→ Problem details: All the records that follow need to be reproduced exactly. Omit the images.
====================
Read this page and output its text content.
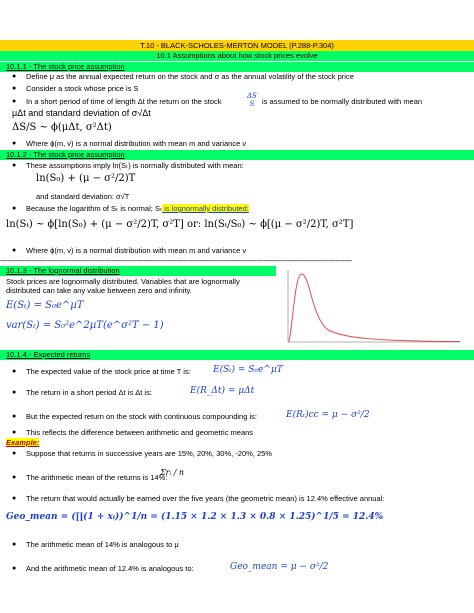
T.10 - BLACK-SCHOLES-MERTON MODEL (P.288-P.304)
10.1 Assumptions about how stock prices evolve
10.1.1 - The stock price assumption
● Define μ as the annual expected return on the stock and σ as the annual volatility of the stock price
● Consider a stock whose price is S
● In a short period of time of length Δt the return on the stock
ΔS
S	is assumed to be normally distributed with mean
μΔt and standard deviation of σ√Δt
ΔS/S ~ ϕ(μΔt, σ²Δt)
● Where ϕ(m, v) is a normal distribution with mean m and variance v
10.1.2 - The stock price assumption
● These assumptions imply ln(Sₜ) is normally distributed with mean:
ln(S₀) + (μ − σ²/2)T
and standard deviation: σ√T
● Because the logarithm of Sₜ is normal; Sₜ is lognormally distributed:
ln(Sₜ) ~ ϕ[ln(S₀) + (μ − σ²/2)T, σ²T] or: ln(Sₜ/S₀) ~ ϕ[(μ − σ²/2)T, σ²T]
● Where ϕ(m, v) is a normal distribution with mean m and variance v
------------------------------------------------------------------------------------------------------------------------------------------------------------------------------------------------
10.1.3 - The lognormal distribution
Stock prices are lognormally distributed. Variables that are lognormally
distributed can take any value between zero and infinity.
E(Sₜ) = S₀e^μT
var(Sₜ) = S₀²e^2μT(e^σ²T − 1)
10.1.4 - Expected returns
● The expected value of the stock price at time T is: E(Sₜ) = S₀e^μT
● The return in a short period Δt is Δt is:	E(R_Δt) = μΔt
● But the expected return on the stock with continuous compounding is:	E(Rₜ)cc = μ − σ²/2
● This reflects the difference between arithmetic and geometric means
Example:
● Suppose that returns in successive years are 15%, 20%, 30%, -20%, 25%
● The arithmetic mean of the returns is 14%:
Σrᵢ / n
● The return that would actually be earned over the five years (the geometric mean) is 12.4% effective annual:
Geo_mean = (∏(1 + xᵢ))^1/n = (1.15 × 1.2 × 1.3 × 0.8 × 1.25)^1/5 = 12.4%
● The arithmetic mean of 14% is analogous to μ
● And the arithmetic mean of 12.4% is analogous to:	Geo_mean = μ − σ²/2
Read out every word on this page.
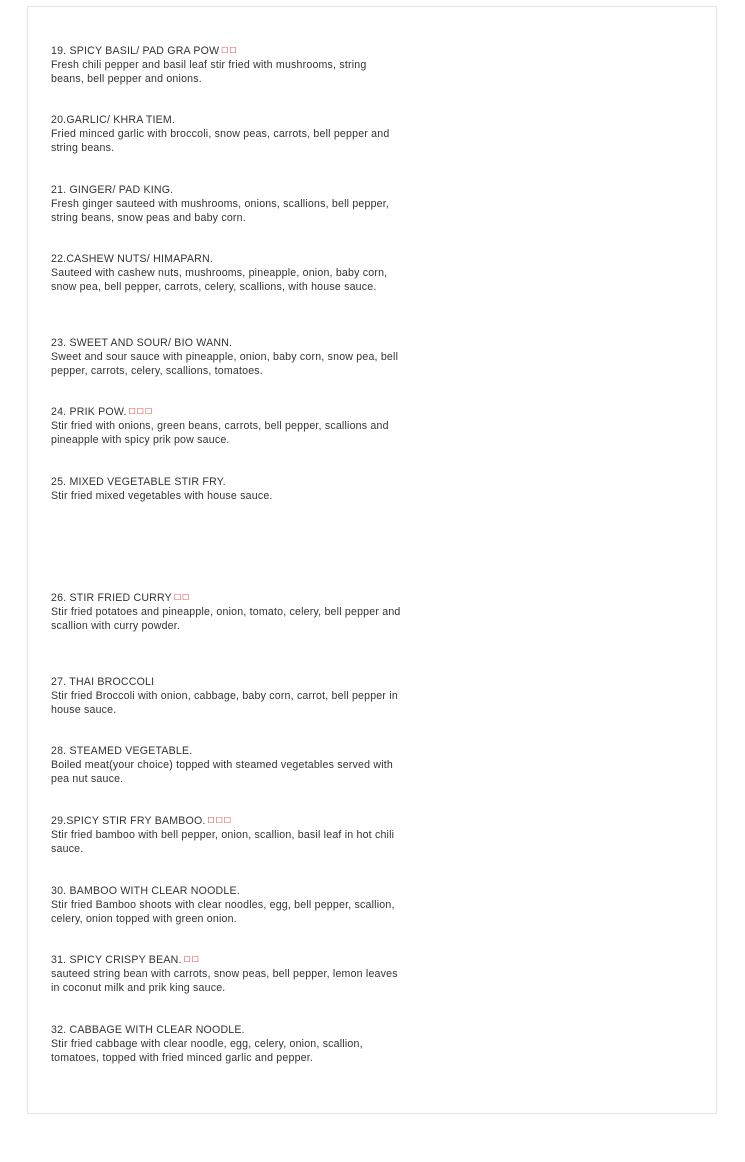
19. SPICY BASIL/ PAD GRA POW ☐☐
Fresh chili pepper and basil leaf stir fried with mushrooms, string beans, bell pepper and onions.
20.GARLIC/ KHRA TIEM.
Fried minced garlic with broccoli, snow peas, carrots, bell pepper and string beans.
21. GINGER/ PAD KING.
Fresh ginger sauteed with mushrooms, onions, scallions, bell pepper, string beans, snow peas and baby corn.
22.CASHEW NUTS/ HIMAPARN.
Sauteed with cashew nuts, mushrooms, pineapple, onion, baby corn, snow pea, bell pepper, carrots, celery, scallions, with house sauce.
23. SWEET AND SOUR/ BIO WANN.
Sweet and sour sauce with pineapple, onion, baby corn, snow pea, bell pepper, carrots, celery, scallions, tomatoes.
24. PRIK POW. ☐☐☐
Stir fried with onions, green beans, carrots, bell pepper, scallions and pineapple with spicy prik pow sauce.
25. MIXED VEGETABLE STIR FRY.
Stir fried mixed vegetables with house sauce.
26. STIR FRIED CURRY ☐☐
Stir fried potatoes and pineapple, onion, tomato, celery, bell pepper and scallion with curry powder.
27. THAI BROCCOLI
Stir fried Broccoli with onion, cabbage, baby corn, carrot, bell pepper in house sauce.
28. STEAMED VEGETABLE.
Boiled meat(your choice) topped with steamed vegetables served with pea nut sauce.
29.SPICY STIR FRY BAMBOO. ☐☐☐
Stir fried bamboo with bell pepper, onion, scallion, basil leaf in hot chili sauce.
30. BAMBOO WITH CLEAR NOODLE.
Stir fried Bamboo shoots with clear noodles, egg, bell pepper, scallion, celery, onion topped with green onion.
31. SPICY CRISPY BEAN. ☐☐
sauteed string bean with carrots, snow peas, bell pepper, lemon leaves in coconut milk and prik king sauce.
32. CABBAGE WITH CLEAR NOODLE.
Stir fried cabbage with clear noodle, egg, celery, onion, scallion, tomatoes, topped with fried minced garlic and pepper.
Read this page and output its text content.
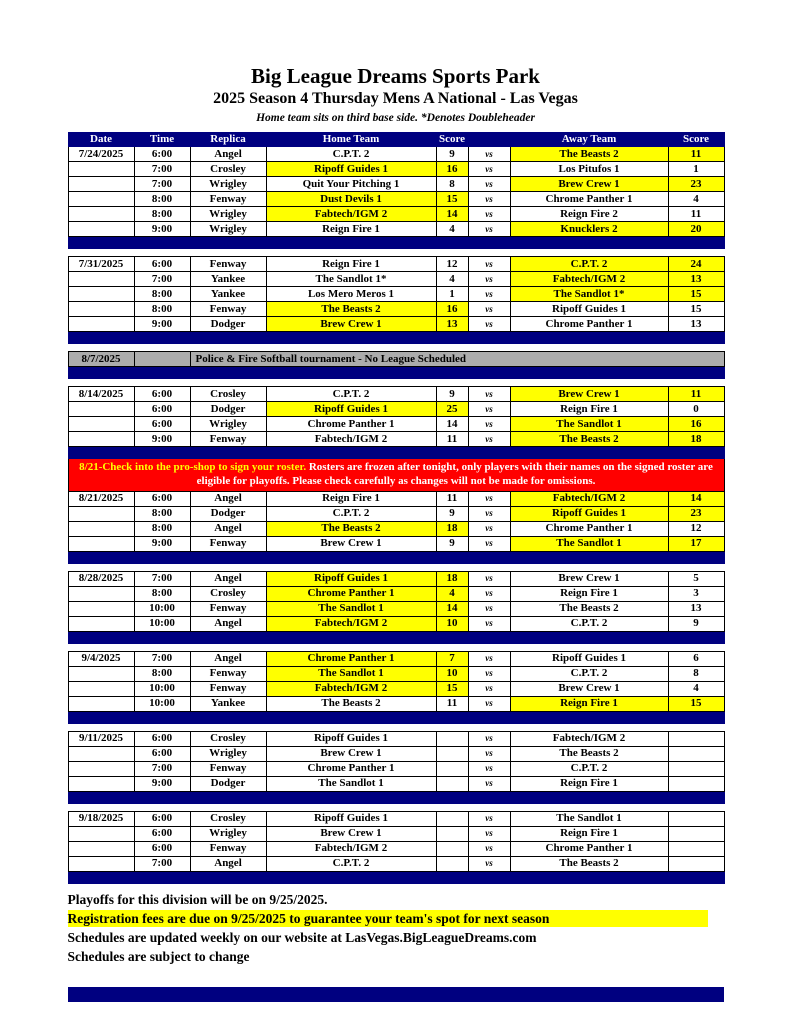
Big League Dreams Sports Park
2025 Season 4 Thursday Mens A National - Las Vegas
Home team sits on third base side. *Denotes Doubleheader
Date	Time	Replica	Home Team	Score		Away Team	Score
7/24/2025	6:00	Angel	C.P.T. 2	9	vs	The Beasts 2	11
	7:00	Crosley	Ripoff Guides 1	16	vs	Los Pitufos 1	1
	7:00	Wrigley	Quit Your Pitching 1	8	vs	Brew Crew 1	23
	8:00	Fenway	Dust Devils 1	15	vs	Chrome Panther 1	4
	8:00	Wrigley	Fabtech/IGM 2	14	vs	Reign Fire 2	11
	9:00	Wrigley	Reign Fire 1	4	vs	Knucklers 2	20

7/31/2025	6:00	Fenway	Reign Fire 1	12	vs	C.P.T. 2	24
	7:00	Yankee	The Sandlot 1*	4	vs	Fabtech/IGM 2	13
	8:00	Yankee	Los Mero Meros 1	1	vs	The Sandlot 1*	15
	8:00	Fenway	The Beasts 2	16	vs	Ripoff Guides 1	15
	9:00	Dodger	Brew Crew 1	13	vs	Chrome Panther 1	13

8/7/2025		Police & Fire Softball tournament - No League Scheduled					

8/14/2025	6:00	Crosley	C.P.T. 2	9	vs	Brew Crew 1	11
	6:00	Dodger	Ripoff Guides 1	25	vs	Reign Fire 1	0
	6:00	Wrigley	Chrome Panther 1	14	vs	The Sandlot 1	16
	9:00	Fenway	Fabtech/IGM 2	11	vs	The Beasts 2	18

8/21-Check into the pro-shop to sign your roster. Rosters are frozen after tonight, only players with their names on the signed roster are eligible for playoffs. Please check carefully as changes will not be made for omissions.							
8/21/2025	6:00	Angel	Reign Fire 1	11	vs	Fabtech/IGM 2	14
	8:00	Dodger	C.P.T. 2	9	vs	Ripoff Guides 1	23
	8:00	Angel	The Beasts 2	18	vs	Chrome Panther 1	12
	9:00	Fenway	Brew Crew 1	9	vs	The Sandlot 1	17

8/28/2025	7:00	Angel	Ripoff Guides 1	18	vs	Brew Crew 1	5
	8:00	Crosley	Chrome Panther 1	4	vs	Reign Fire 1	3
	10:00	Fenway	The Sandlot 1	14	vs	The Beasts 2	13
	10:00	Angel	Fabtech/IGM 2	10	vs	C.P.T. 2	9

9/4/2025	7:00	Angel	Chrome Panther 1	7	vs	Ripoff Guides 1	6
	8:00	Fenway	The Sandlot 1	10	vs	C.P.T. 2	8
	10:00	Fenway	Fabtech/IGM 2	15	vs	Brew Crew 1	4
	10:00	Yankee	The Beasts 2	11	vs	Reign Fire 1	15

9/11/2025	6:00	Crosley	Ripoff Guides 1		vs	Fabtech/IGM 2	
	6:00	Wrigley	Brew Crew 1		vs	The Beasts 2	
	7:00	Fenway	Chrome Panther 1		vs	C.P.T. 2	
	9:00	Dodger	The Sandlot 1		vs	Reign Fire 1	

9/18/2025	6:00	Crosley	Ripoff Guides 1		vs	The Sandlot 1	
	6:00	Wrigley	Brew Crew 1		vs	Reign Fire 1	
	6:00	Fenway	Fabtech/IGM 2		vs	Chrome Panther 1	
	7:00	Angel	C.P.T. 2		vs	The Beasts 2	

Playoffs for this division will be on 9/25/2025.
Registration fees are due on 9/25/2025 to guarantee your team's spot for next season
Schedules are updated weekly on our website at LasVegas.BigLeagueDreams.com
Schedules are subject to change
====================
→ Response to the exercise:
Read this page and output its text content.
T.10 - BLACK-SCHOLES-MERTON MODEL (P.288-P.304)
10.1 Assumptions about how stock prices evolve
10.1.1 - The stock price assumption
● Define μ as the annual expected return on the stock and σ as the annual volatility of the stock price
● Consider a stock whose price is S
● In a short period of time of length Δt the return on the stock
ΔS
S	is assumed to be normally distributed with mean
μΔt and standard deviation of σ√Δt
ΔS/S ~ ϕ(μΔt, σ²Δt)
● Where ϕ(m, v) is a normal distribution with mean m and variance v
10.1.2 - The stock price assumption
● These assumptions imply ln(Sₜ) is normally distributed with mean:
ln(S₀) + (μ − σ²/2)T
and standard deviation: σ√T
● Because the logarithm of Sₜ is normal; Sₜ is lognormally distributed:
ln(Sₜ) ~ ϕ[ln(S₀) + (μ − σ²/2)T, σ²T] or: ln(Sₜ/S₀) ~ ϕ[(μ − σ²/2)T, σ²T]
● Where ϕ(m, v) is a normal distribution with mean m and variance v
------------------------------------------------------------------------------------------------------------------------------------------------------------------------------------------------
10.1.3 - The lognormal distribution
Stock prices are lognormally distributed. Variables that are lognormally
distributed can take any value between zero and infinity.
E(Sₜ) = S₀e^μT
var(Sₜ) = S₀²e^2μT(e^σ²T − 1)
10.1.4 - Expected returns
● The expected value of the stock price at time T is: E(Sₜ) = S₀e^μT
● The return in a short period Δt is Δt is:	E(R_Δt) = μΔt
● But the expected return on the stock with continuous compounding is:	E(Rₜ)cc = μ − σ²/2
● This reflects the difference between arithmetic and geometric means
Example:
● Suppose that returns in successive years are 15%, 20%, 30%, -20%, 25%
● The arithmetic mean of the returns is 14%:
Σrᵢ / n
● The return that would actually be earned over the five years (the geometric mean) is 12.4% effective annual:
Geo_mean = (∏(1 + xᵢ))^1/n = (1.15 × 1.2 × 1.3 × 0.8 × 1.25)^1/5 = 12.4%
● The arithmetic mean of 14% is analogous to μ
● And the arithmetic mean of 12.4% is analogous to:	Geo_mean = μ − σ²/2
Read out every word on this page.
19. SPICY BASIL/ PAD GRA POW ☐☐
Fresh chili pepper and basil leaf stir fried with mushrooms, string beans, bell pepper and onions.
20.GARLIC/ KHRA TIEM.
Fried minced garlic with broccoli, snow peas, carrots, bell pepper and string beans.
21. GINGER/ PAD KING.
Fresh ginger sauteed with mushrooms, onions, scallions, bell pepper, string beans, snow peas and baby corn.
22.CASHEW NUTS/ HIMAPARN.
Sauteed with cashew nuts, mushrooms, pineapple, onion, baby corn, snow pea, bell pepper, carrots, celery, scallions, with house sauce.
23. SWEET AND SOUR/ BIO WANN.
Sweet and sour sauce with pineapple, onion, baby corn, snow pea, bell pepper, carrots, celery, scallions, tomatoes.
24. PRIK POW. ☐☐☐
Stir fried with onions, green beans, carrots, bell pepper, scallions and pineapple with spicy prik pow sauce.
25. MIXED VEGETABLE STIR FRY.
Stir fried mixed vegetables with house sauce.
26. STIR FRIED CURRY ☐☐
Stir fried potatoes and pineapple, onion, tomato, celery, bell pepper and scallion with curry powder.
27. THAI BROCCOLI
Stir fried Broccoli with onion, cabbage, baby corn, carrot, bell pepper in house sauce.
28. STEAMED VEGETABLE.
Boiled meat(your choice) topped with steamed vegetables served with pea nut sauce.
29.SPICY STIR FRY BAMBOO. ☐☐☐
Stir fried bamboo with bell pepper, onion, scallion, basil leaf in hot chili sauce.
30. BAMBOO WITH CLEAR NOODLE.
Stir fried Bamboo shoots with clear noodles, egg, bell pepper, scallion, celery, onion topped with green onion.
31. SPICY CRISPY BEAN. ☐☐
sauteed string bean with carrots, snow peas, bell pepper, lemon leaves in coconut milk and prik king sauce.
32. CABBAGE WITH CLEAR NOODLE.
Stir fried cabbage with clear noodle, egg, celery, onion, scallion, tomatoes, topped with fried minced garlic and pepper.
Read this page and output its text content.
Big League Dreams Sports Park
2025 Season 4 Thursday Mens A National - Las Vegas
Home team sits on third base side. *Denotes Doubleheader
Date	Time	Replica	Home Team	Score		Away Team	Score
7/24/2025	6:00	Angel	C.P.T. 2	9	vs	The Beasts 2	11
	7:00	Crosley	Ripoff Guides 1	16	vs	Los Pitufos 1	1
	7:00	Wrigley	Quit Your Pitching 1	8	vs	Brew Crew 1	23
	8:00	Fenway	Dust Devils 1	15	vs	Chrome Panther 1	4
	8:00	Wrigley	Fabtech/IGM 2	14	vs	Reign Fire 2	11
	9:00	Wrigley	Reign Fire 1	4	vs	Knucklers 2	20

7/31/2025	6:00	Fenway	Reign Fire 1	12	vs	C.P.T. 2	24
	7:00	Yankee	The Sandlot 1*	4	vs	Fabtech/IGM 2	13
	8:00	Yankee	Los Mero Meros 1	1	vs	The Sandlot 1*	15
	8:00	Fenway	The Beasts 2	16	vs	Ripoff Guides 1	15
	9:00	Dodger	Brew Crew 1	13	vs	Chrome Panther 1	13

8/7/2025		Police & Fire Softball tournament - No League Scheduled					

8/14/2025	6:00	Crosley	C.P.T. 2	9	vs	Brew Crew 1	11
	6:00	Dodger	Ripoff Guides 1	25	vs	Reign Fire 1	0
	6:00	Wrigley	Chrome Panther 1	14	vs	The Sandlot 1	16
	9:00	Fenway	Fabtech/IGM 2	11	vs	The Beasts 2	18

8/21-Check into the pro-shop to sign your roster. Rosters are frozen after tonight, only players with their names on the signed roster are eligible for playoffs. Please check carefully as changes will not be made for omissions.							
8/21/2025	6:00	Angel	Reign Fire 1	11	vs	Fabtech/IGM 2	14
	8:00	Dodger	C.P.T. 2	9	vs	Ripoff Guides 1	23
	8:00	Angel	The Beasts 2	18	vs	Chrome Panther 1	12
	9:00	Fenway	Brew Crew 1	9	vs	The Sandlot 1	17

8/28/2025	7:00	Angel	Ripoff Guides 1	18	vs	Brew Crew 1	5
	8:00	Crosley	Chrome Panther 1	4	vs	Reign Fire 1	3
	10:00	Fenway	The Sandlot 1	14	vs	The Beasts 2	13
	10:00	Angel	Fabtech/IGM 2	10	vs	C.P.T. 2	9

9/4/2025	7:00	Angel	Chrome Panther 1	7	vs	Ripoff Guides 1	6
	8:00	Fenway	The Sandlot 1	10	vs	C.P.T. 2	8
	10:00	Fenway	Fabtech/IGM 2	15	vs	Brew Crew 1	4
	10:00	Yankee	The Beasts 2	11	vs	Reign Fire 1	15

9/11/2025	6:00	Crosley	Ripoff Guides 1		vs	Fabtech/IGM 2	
	6:00	Wrigley	Brew Crew 1		vs	The Beasts 2	
	7:00	Fenway	Chrome Panther 1		vs	C.P.T. 2	
	9:00	Dodger	The Sandlot 1		vs	Reign Fire 1	

9/18/2025	6:00	Crosley	Ripoff Guides 1		vs	The Sandlot 1	
	6:00	Wrigley	Brew Crew 1		vs	Reign Fire 1	
	6:00	Fenway	Fabtech/IGM 2		vs	Chrome Panther 1	
	7:00	Angel	C.P.T. 2		vs	The Beasts 2	

Playoffs for this division will be on 9/25/2025.
Registration fees are due on 9/25/2025 to guarantee your team's spot for next season
Schedules are updated weekly on our website at LasVegas.BigLeagueDreams.com
Schedules are subject to change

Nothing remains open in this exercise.